▸ **Work required**
Reproduce verbatim the lines of the data between the line containing "phone-hangup-icon [605, 89, 637, 101]" and the line containing "Enumerate the UI", inclusive, and nothing else.

━━━━━ Given information ━━━━━

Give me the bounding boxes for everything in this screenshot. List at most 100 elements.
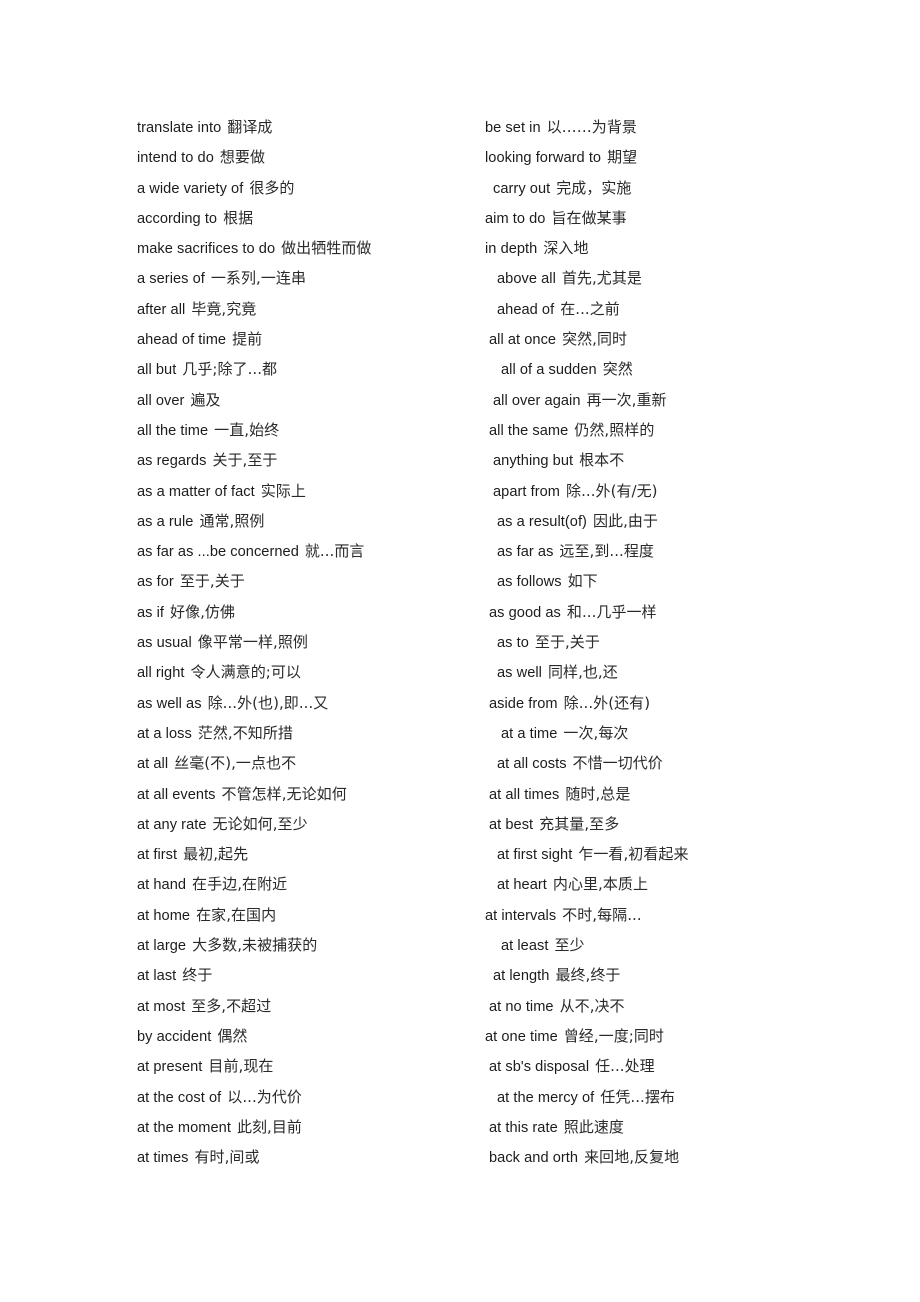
phrase-entry: all of a sudden 突然 [485,354,825,384]
phrase-english: as usual [137,635,192,652]
phrase-english: all the time [137,422,209,439]
phrase-entry: apart from 除...外(有/无) [485,476,825,506]
phrase-english: at no time [489,998,554,1015]
phrase-english: aside from [489,695,558,712]
phrase-entry: intend to do 想要做 [137,142,485,172]
phrase-chinese: 内心里,本质上 [552,875,649,894]
phrase-english: at one time [485,1028,558,1045]
phrase-entry: at home 在家,在国内 [137,900,485,930]
phrase-english: at any rate [137,816,207,833]
phrase-chinese: 如下 [567,572,598,591]
phrase-entry: above all 首先,尤其是 [485,263,825,293]
phrase-chinese: 根据 [223,208,254,227]
phrase-english: be set in [485,120,541,136]
phrase-english: at a loss [137,725,192,742]
phrase-english: at intervals [485,907,557,924]
phrase-english: as for [137,574,174,591]
phrase-entry: at first sight 乍一看,初看起来 [485,839,825,869]
phrase-chinese: 从不,决不 [559,996,625,1015]
phrase-chinese: 想要做 [219,148,266,167]
phrase-entry: in depth 深入地 [485,233,825,263]
phrase-english: a series of [137,271,205,288]
phrase-entry: after all 毕竟,究竟 [137,294,485,324]
phrase-chinese: 关于,至于 [212,451,278,470]
phrase-chinese: 不惜一切代价 [572,754,663,773]
phrase-chinese: 至于,关于 [179,572,245,591]
phrase-entry: at sb's disposal 任...处理 [485,1051,825,1081]
phrase-chinese: 除...外(也),即...又 [207,693,329,712]
phrase-entry: at large 大多数,未被捕获的 [137,930,485,960]
phrase-chinese: 一系列,一连串 [210,269,306,288]
phrase-english: apart from [493,483,561,500]
phrase-entry: all but 几乎;除了...都 [137,354,485,384]
phrase-english: all but [137,362,177,379]
phrase-english: above all [497,271,556,288]
phrase-chinese: 令人满意的;可以 [190,663,301,682]
phrase-chinese: 充其量,至多 [539,814,620,833]
phrase-chinese: 茫然,不知所措 [197,723,293,742]
phrase-english: at length [493,968,550,985]
phrase-english: at best [489,816,534,833]
phrase-chinese: 实际上 [260,481,306,500]
phrase-english: all over again [493,392,581,409]
phrase-english: at sb's disposal [489,1059,590,1076]
phrase-entry: as a matter of fact 实际上 [137,476,485,506]
phrase-english: intend to do [137,150,214,167]
right-column: be set in 以……为背景 looking forward to 期望 carry… [485,112,825,1172]
phrase-chinese: 乍一看,初看起来 [578,845,689,864]
phrase-chinese: 因此,由于 [592,511,658,530]
phrase-entry: a wide variety of 很多的 [137,173,485,203]
phrase-entry: as usual 像平常一样,照例 [137,627,485,657]
phrase-chinese: 有时,间或 [194,1148,260,1167]
phrase-chinese: 旨在做某事 [551,208,627,227]
phrase-english: translate into [137,120,222,136]
phrase-entry: at hand 在手边,在附近 [137,869,485,899]
phrase-chinese: 好像,仿佛 [170,602,236,621]
phrase-chinese: 在手边,在附近 [192,875,288,894]
phrase-entry: at a loss 茫然,不知所措 [137,718,485,748]
phrase-english: as well [497,665,542,682]
phrase-english: as regards [137,453,207,470]
phrase-chinese: 任凭...摆布 [600,1087,675,1106]
phrase-entry: at the cost of 以...为代价 [137,1082,485,1112]
phrase-english: in depth [485,241,538,258]
phrase-entry: at intervals 不时,每隔... [485,900,825,930]
phrase-english: all over [137,392,185,409]
phrase-entry: according to 根据 [137,203,485,233]
phrase-entry: as far as 远至,到...程度 [485,536,825,566]
phrase-english: as far as [497,544,554,561]
phrase-chinese: 深入地 [543,239,589,258]
phrase-chinese: 以……为背景 [546,118,637,136]
phrase-chinese: 照此速度 [563,1117,624,1136]
phrase-entry: be set in 以……为背景 [485,112,825,142]
phrase-english: at the cost of [137,1089,222,1106]
phrase-english: as to [497,635,529,652]
phrase-english: as a matter of fact [137,483,255,500]
phrase-english: by accident [137,1028,212,1045]
phrase-english: ahead of [497,301,555,318]
phrase-english: at first [137,847,178,864]
phrase-chinese: 无论如何,至少 [212,814,308,833]
phrase-chinese: 来回地,反复地 [584,1148,680,1167]
phrase-entry: anything but 根本不 [485,445,825,475]
phrase-entry: at all times 随时,总是 [485,779,825,809]
phrase-chinese: 像平常一样,照例 [197,633,308,652]
phrase-chinese: 通常,照例 [199,511,265,530]
phrase-english: at large [137,938,187,955]
phrase-chinese: 不时,每隔... [562,905,642,924]
phrase-chinese: 最终,终于 [555,966,621,985]
phrase-english: at all costs [497,756,567,773]
phrase-chinese: 首先,尤其是 [561,269,642,288]
phrase-chinese: 翻译成 [227,118,273,136]
phrase-chinese: 就...而言 [304,542,365,561]
phrase-entry: ahead of 在...之前 [485,294,825,324]
phrase-entry: as follows 如下 [485,566,825,596]
phrase-english: at hand [137,877,187,894]
phrase-entry: as well as 除...外(也),即...又 [137,688,485,718]
phrase-entry: as if 好像,仿佛 [137,597,485,627]
phrase-entry: looking forward to 期望 [485,142,825,172]
phrase-chinese: 此刻,目前 [236,1117,302,1136]
phrase-english: aim to do [485,210,546,227]
phrase-entry: as regards 关于,至于 [137,445,485,475]
phrase-chinese: 同样,也,还 [547,663,618,682]
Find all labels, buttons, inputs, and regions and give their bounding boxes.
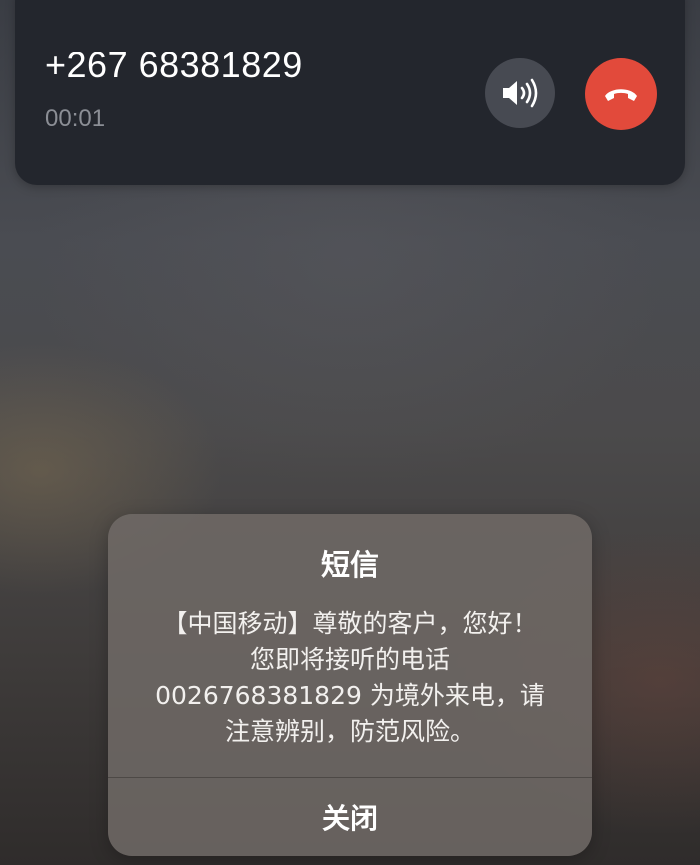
phone-hangup-icon [605, 89, 637, 101]
alert-message-line: 0026768381829 为境外来电，请 [155, 681, 545, 710]
call-banner[interactable]: +267 68381829 00:01 [15, 0, 685, 185]
sms-alert-dialog: 短信 【中国移动】尊敬的客户，您好！ 您即将接听的电话 002676838182… [108, 514, 592, 856]
alert-title: 短信 [320, 548, 379, 582]
caller-number: +267 68381829 [45, 52, 303, 85]
end-call-button[interactable] [585, 58, 657, 130]
close-button[interactable]: 关闭 [108, 778, 592, 856]
speaker-button[interactable] [485, 58, 555, 128]
call-duration: 00:01 [45, 105, 106, 132]
alert-message-line: 注意辨别，防范风险。 [224, 717, 475, 746]
screen: +267 68381829 00:01 短信 【中国移动】尊敬的客户，您好！ 您… [0, 0, 700, 865]
alert-message-line: 您即将接听的电话 [249, 645, 450, 674]
speaker-icon [503, 78, 538, 108]
alert-message-line: 【中国移动】尊敬的客户，您好！ [162, 609, 538, 638]
alert-message: 【中国移动】尊敬的客户，您好！ 您即将接听的电话 0026768381829 为… [128, 606, 572, 750]
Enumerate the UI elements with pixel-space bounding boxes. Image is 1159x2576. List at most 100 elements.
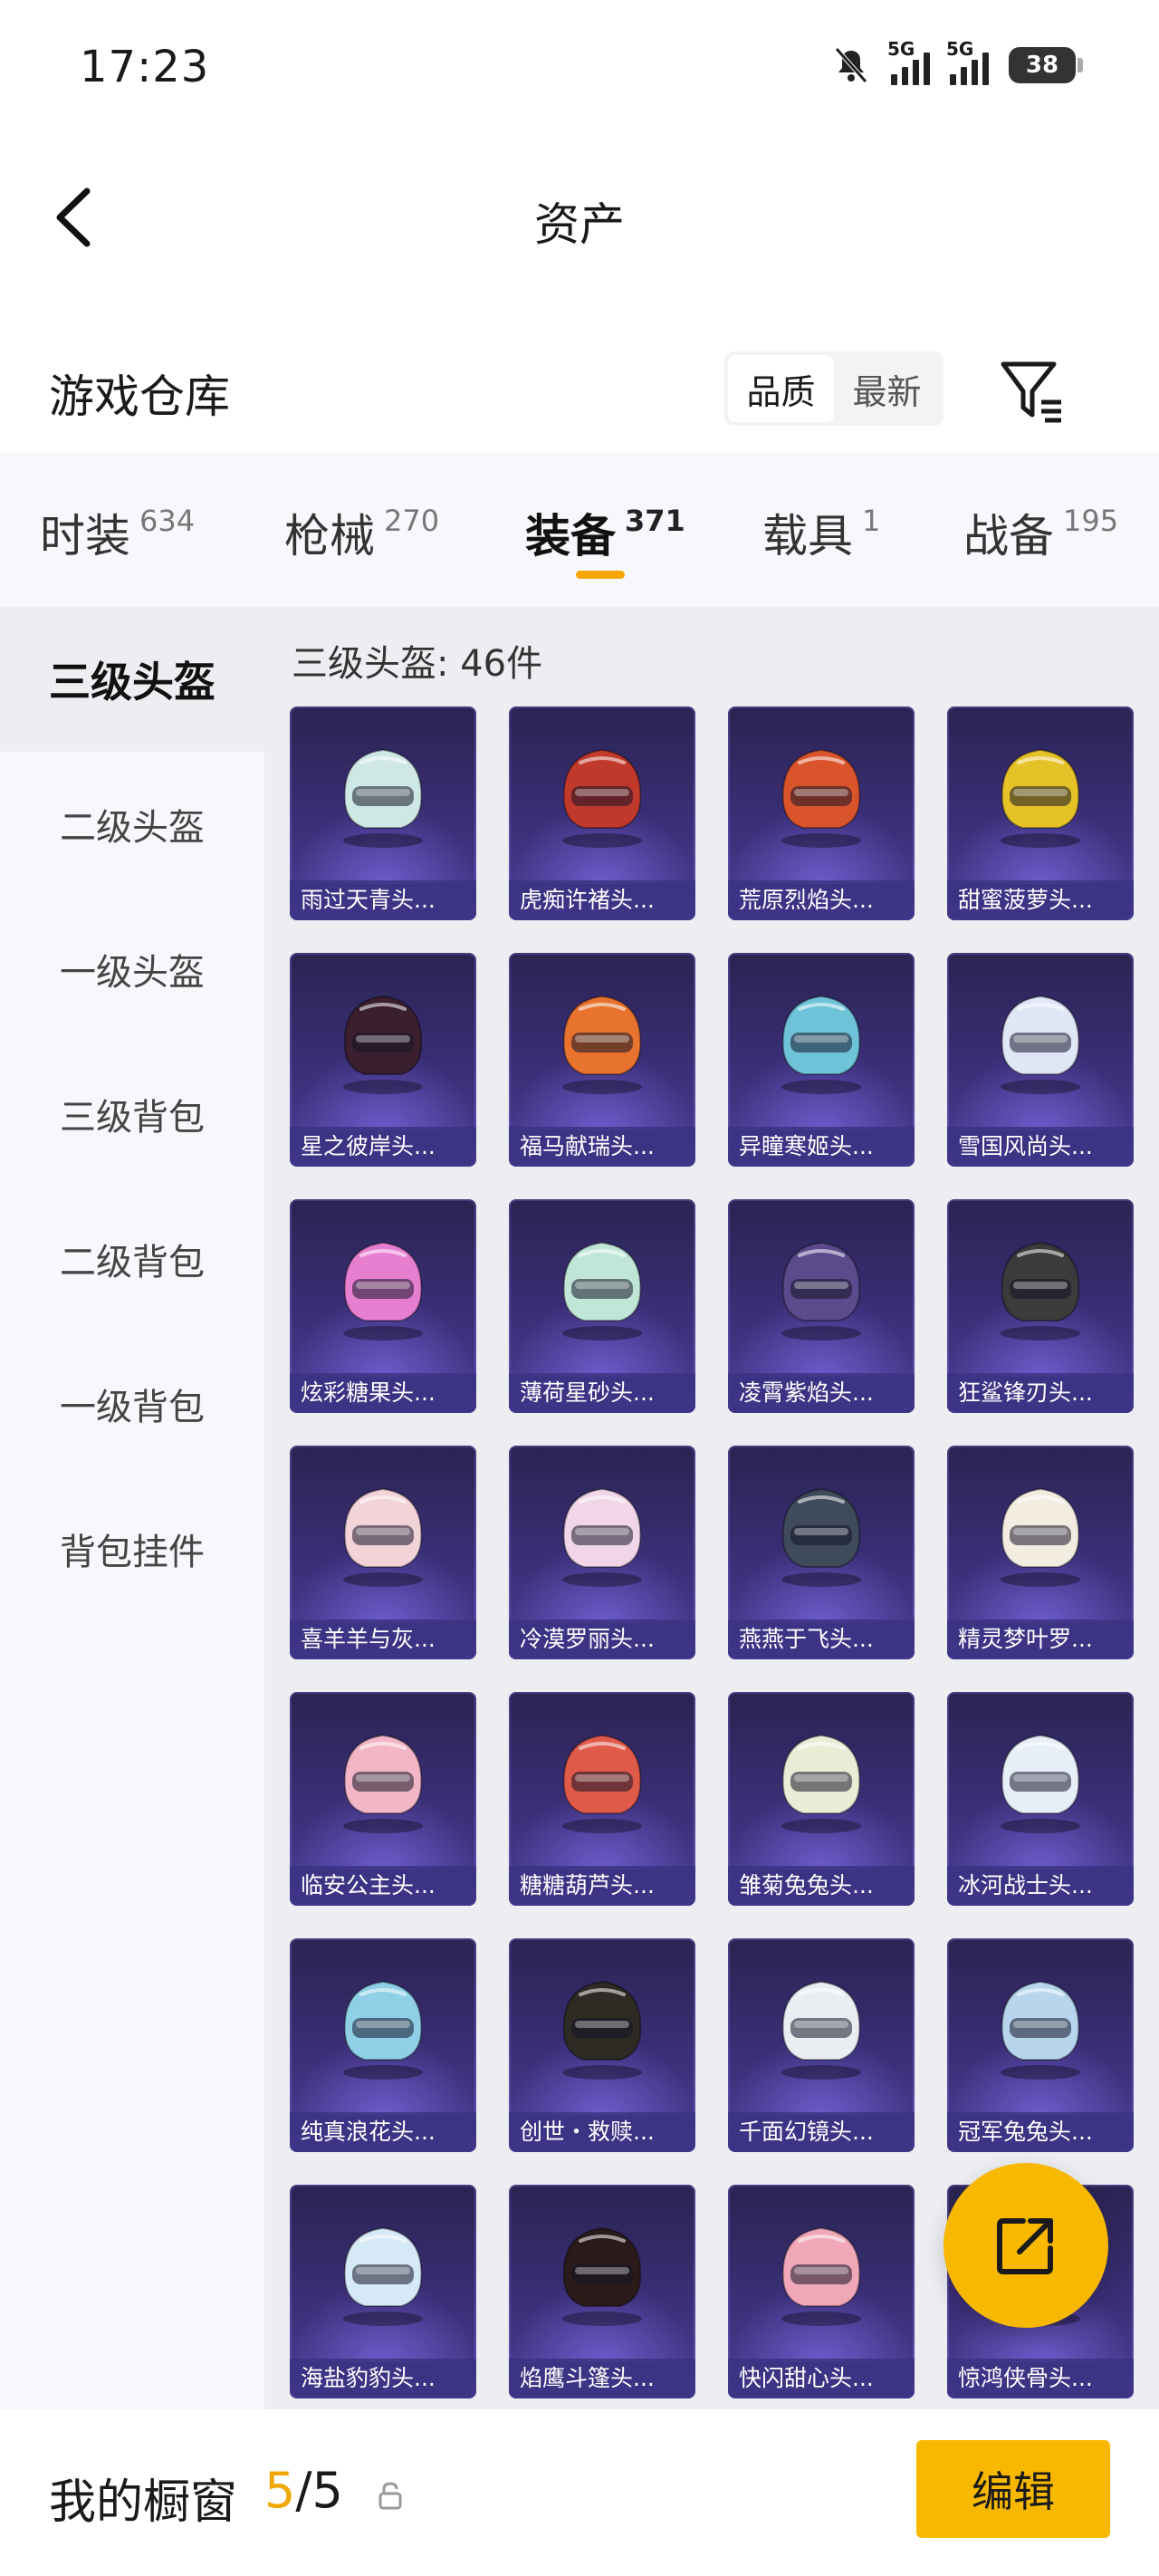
sidebar-item-backpack-charm[interactable]: 背包挂件 (0, 1476, 264, 1621)
sidebar-item-level3-helmet[interactable]: 三级头盔 (0, 607, 264, 752)
item-card[interactable]: 冠军兔兔头... (947, 1938, 1134, 2152)
item-card[interactable]: 创世・救赎... (509, 1938, 695, 2152)
item-name: 糖糖葫芦头... (509, 1866, 695, 1906)
item-card[interactable]: 冷漠罗丽头... (509, 1446, 695, 1659)
helmet-icon (781, 2226, 861, 2326)
sidebar-item-level2-helmet[interactable]: 二级头盔 (0, 752, 264, 897)
tab-label: 时装 (40, 510, 130, 562)
helmet-icon (1001, 1241, 1080, 1341)
item-name: 冠军兔兔头... (947, 2112, 1134, 2152)
status-time: 17:23 (80, 42, 210, 92)
helmet-icon (1001, 1734, 1080, 1833)
helmet-icon (781, 1241, 861, 1341)
showcase-total: /5 (295, 2462, 343, 2519)
tab-vehicles[interactable]: 载具 1 (762, 500, 880, 565)
item-card[interactable]: 凌霄紫焰头... (728, 1199, 915, 1413)
tab-count: 270 (384, 504, 440, 538)
helmet-icon (562, 1734, 642, 1833)
share-button[interactable] (943, 2163, 1108, 2328)
item-card[interactable]: 千面幻镜头... (728, 1938, 915, 2152)
tab-count: 634 (139, 504, 196, 538)
helmet-icon (781, 1980, 861, 2080)
sort-option-quality[interactable]: 品质 (728, 355, 834, 422)
sort-toggle: 品质 最新 (724, 351, 943, 426)
tab-supplies[interactable]: 战备 195 (963, 500, 1118, 565)
helmet-icon (343, 1734, 423, 1833)
showcase-label: 我的橱窗 (49, 2475, 238, 2530)
filter-button[interactable] (996, 355, 1068, 428)
tab-weapons[interactable]: 枪械 270 (284, 500, 439, 565)
category-tabs: 时装 634 枪械 270 装备 371 载具 1 战备 195 (0, 453, 1159, 607)
helmet-icon (562, 748, 642, 848)
item-name: 快闪甜心头... (728, 2359, 915, 2398)
item-name: 甜蜜菠萝头... (947, 880, 1134, 920)
item-card[interactable]: 荒原烈焰头... (728, 706, 915, 920)
item-card[interactable]: 雨过天青头... (290, 706, 476, 920)
item-card[interactable]: 雪国风尚头... (947, 953, 1134, 1167)
showcase-current: 5 (264, 2462, 296, 2519)
helmet-icon (781, 1487, 861, 1587)
helmet-icon (1001, 748, 1080, 848)
item-name: 惊鸿侠骨头... (947, 2359, 1134, 2398)
nav-header: 资产 (0, 145, 1159, 290)
helmet-icon (562, 1241, 642, 1341)
sidebar-item-level2-backpack[interactable]: 二级背包 (0, 1187, 264, 1331)
item-card[interactable]: 雏菊兔兔头... (728, 1692, 915, 1906)
helmet-icon (1001, 1487, 1080, 1587)
tab-count: 1 (862, 504, 881, 538)
share-icon (997, 2218, 1053, 2274)
sidebar-item-level1-helmet[interactable]: 一级头盔 (0, 897, 264, 1042)
item-name: 纯真浪花头... (290, 2112, 476, 2152)
item-name: 海盐豹豹头... (290, 2359, 476, 2398)
battery-icon: 38 (1009, 47, 1083, 83)
sidebar-item-level1-backpack[interactable]: 一级背包 (0, 1331, 264, 1476)
item-card[interactable]: 狂鲨锋刃头... (947, 1199, 1134, 1413)
tab-fashion[interactable]: 时装 634 (40, 500, 195, 565)
item-card[interactable]: 糖糖葫芦头... (509, 1692, 695, 1906)
item-card[interactable]: 临安公主头... (290, 1692, 476, 1906)
tab-label: 装备 (525, 510, 616, 562)
item-name: 雪国风尚头... (947, 1127, 1134, 1167)
item-card[interactable]: 虎痴许褚头... (509, 706, 695, 920)
sort-option-newest[interactable]: 最新 (834, 355, 940, 422)
tab-count: 195 (1063, 504, 1119, 538)
helmet-icon (562, 2226, 642, 2326)
helmet-icon (343, 2226, 423, 2326)
item-name: 精灵梦叶罗... (947, 1620, 1134, 1659)
item-name: 雏菊兔兔头... (728, 1866, 915, 1906)
item-card[interactable]: 焰鹰斗篷头... (509, 2185, 695, 2398)
item-card[interactable]: 福马献瑞头... (509, 953, 695, 1167)
item-name: 焰鹰斗篷头... (509, 2359, 695, 2398)
item-card[interactable]: 薄荷星砂头... (509, 1199, 695, 1413)
item-card[interactable]: 纯真浪花头... (290, 1938, 476, 2152)
tab-label: 载具 (762, 510, 853, 562)
status-bar: 17:23 5G 5G 38 (0, 0, 1159, 145)
item-card[interactable]: 燕燕于飞头... (728, 1446, 915, 1659)
item-name: 冷漠罗丽头... (509, 1620, 695, 1659)
item-name: 异瞳寒姬头... (728, 1127, 915, 1167)
helmet-icon (343, 995, 423, 1094)
item-card[interactable]: 甜蜜菠萝头... (947, 706, 1134, 920)
item-card[interactable]: 海盐豹豹头... (290, 2185, 476, 2398)
filter-icon (1001, 361, 1061, 423)
page-title: 资产 (534, 198, 625, 251)
sidebar-item-level3-backpack[interactable]: 三级背包 (0, 1042, 264, 1187)
tab-label: 战备 (963, 510, 1054, 562)
item-name: 福马献瑞头... (509, 1127, 695, 1167)
item-name: 临安公主头... (290, 1866, 476, 1906)
item-card[interactable]: 冰河战士头... (947, 1692, 1134, 1906)
helmet-icon (562, 1980, 642, 2080)
item-card[interactable]: 炫彩糖果头... (290, 1199, 476, 1413)
edit-button[interactable]: 编辑 (916, 2440, 1110, 2538)
item-card[interactable]: 快闪甜心头... (728, 2185, 915, 2398)
item-card[interactable]: 异瞳寒姬头... (728, 953, 915, 1167)
helmet-icon (1001, 1980, 1080, 2080)
item-name: 燕燕于飞头... (728, 1620, 915, 1659)
item-card[interactable]: 精灵梦叶罗... (947, 1446, 1134, 1659)
helmet-icon (562, 995, 642, 1094)
tab-equipment[interactable]: 装备 371 (525, 500, 685, 565)
item-card[interactable]: 喜羊羊与灰... (290, 1446, 476, 1659)
lock-icon (378, 2482, 402, 2510)
mute-bell-icon (835, 47, 867, 83)
item-card[interactable]: 星之彼岸头... (290, 953, 476, 1167)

━━━━━

▸ **Answer**
phone-hangup-icon [605, 89, 637, 101]
alert-message-line: 0026768381829 为境外来电，请 [155, 681, 545, 710]
call-banner[interactable]: +267 68381829 00:01 [15, 0, 685, 185]
sms-alert-dialog: 短信 【中国移动】尊敬的客户，您好！ 您即将接听的电话 002676838182… [108, 514, 592, 856]
alert-title: 短信 [320, 548, 379, 582]
caller-number: +267 68381829 [45, 52, 303, 85]
end-call-button[interactable] [585, 58, 657, 130]
close-button[interactable]: 关闭 [108, 778, 592, 856]
speaker-button[interactable] [485, 58, 555, 128]
call-duration: 00:01 [45, 105, 106, 132]
alert-message-line: 注意辨别，防范风险。 [224, 717, 475, 746]
screen: +267 68381829 00:01 短信 【中国移动】尊敬的客户，您好！ 您… [0, 0, 700, 865]
alert-message-line: 您即将接听的电话 [249, 645, 450, 674]
speaker-icon [503, 78, 538, 108]
alert-message-line: 【中国移动】尊敬的客户，您好！ [162, 609, 538, 638]
alert-message: 【中国移动】尊敬的客户，您好！ 您即将接听的电话 0026768381829 为… [128, 606, 572, 750]
Enumerate the UI elements with pixel-space bounding boxes. Image is 1159x2576. List at most 100 elements.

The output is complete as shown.